= DO THIS =
Copy every line of the entries that includes the word "label".

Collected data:
- - - - -

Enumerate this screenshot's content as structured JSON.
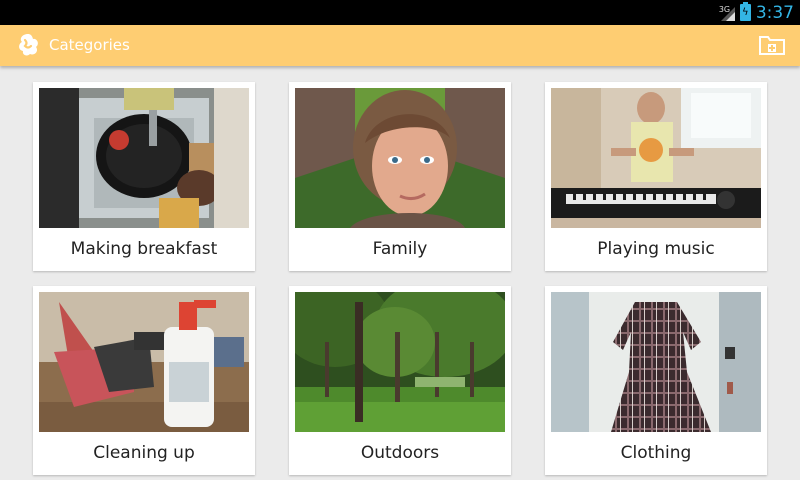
{
  "status_bar": {
    "network": "3G",
    "time": "3:37"
  },
  "action_bar": {
    "title": "Categories",
    "logo_icon": "app-logo-icon",
    "action_icon": "add-folder-icon"
  },
  "categories": [
    {
      "label": "Making breakfast",
      "image": "dish washing at sink"
    },
    {
      "label": "Family",
      "image": "woman portrait outdoors"
    },
    {
      "label": "Playing music",
      "image": "man playing keyboard"
    },
    {
      "label": "Cleaning up",
      "image": "dustpan, brush and spray bottle"
    },
    {
      "label": "Outdoors",
      "image": "park with trees"
    },
    {
      "label": "Clothing",
      "image": "plaid dress hanging on door"
    }
  ],
  "colors": {
    "action_bar": "#fecd72",
    "status_accent": "#33b5e5",
    "background": "#ebebeb"
  }
}
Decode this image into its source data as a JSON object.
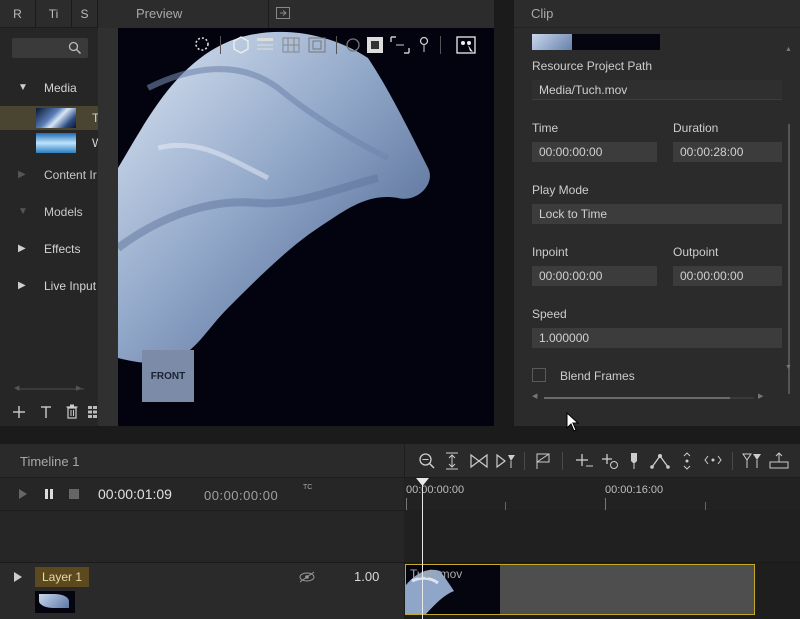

- - - - -

= THE OUTPUT =
      "label": "Making breakfast",
      "label": "Family",
      "label": "Playing music",
      "label": "Cleaning up",
      "label": "Outdoors",
      "label": "Clothing",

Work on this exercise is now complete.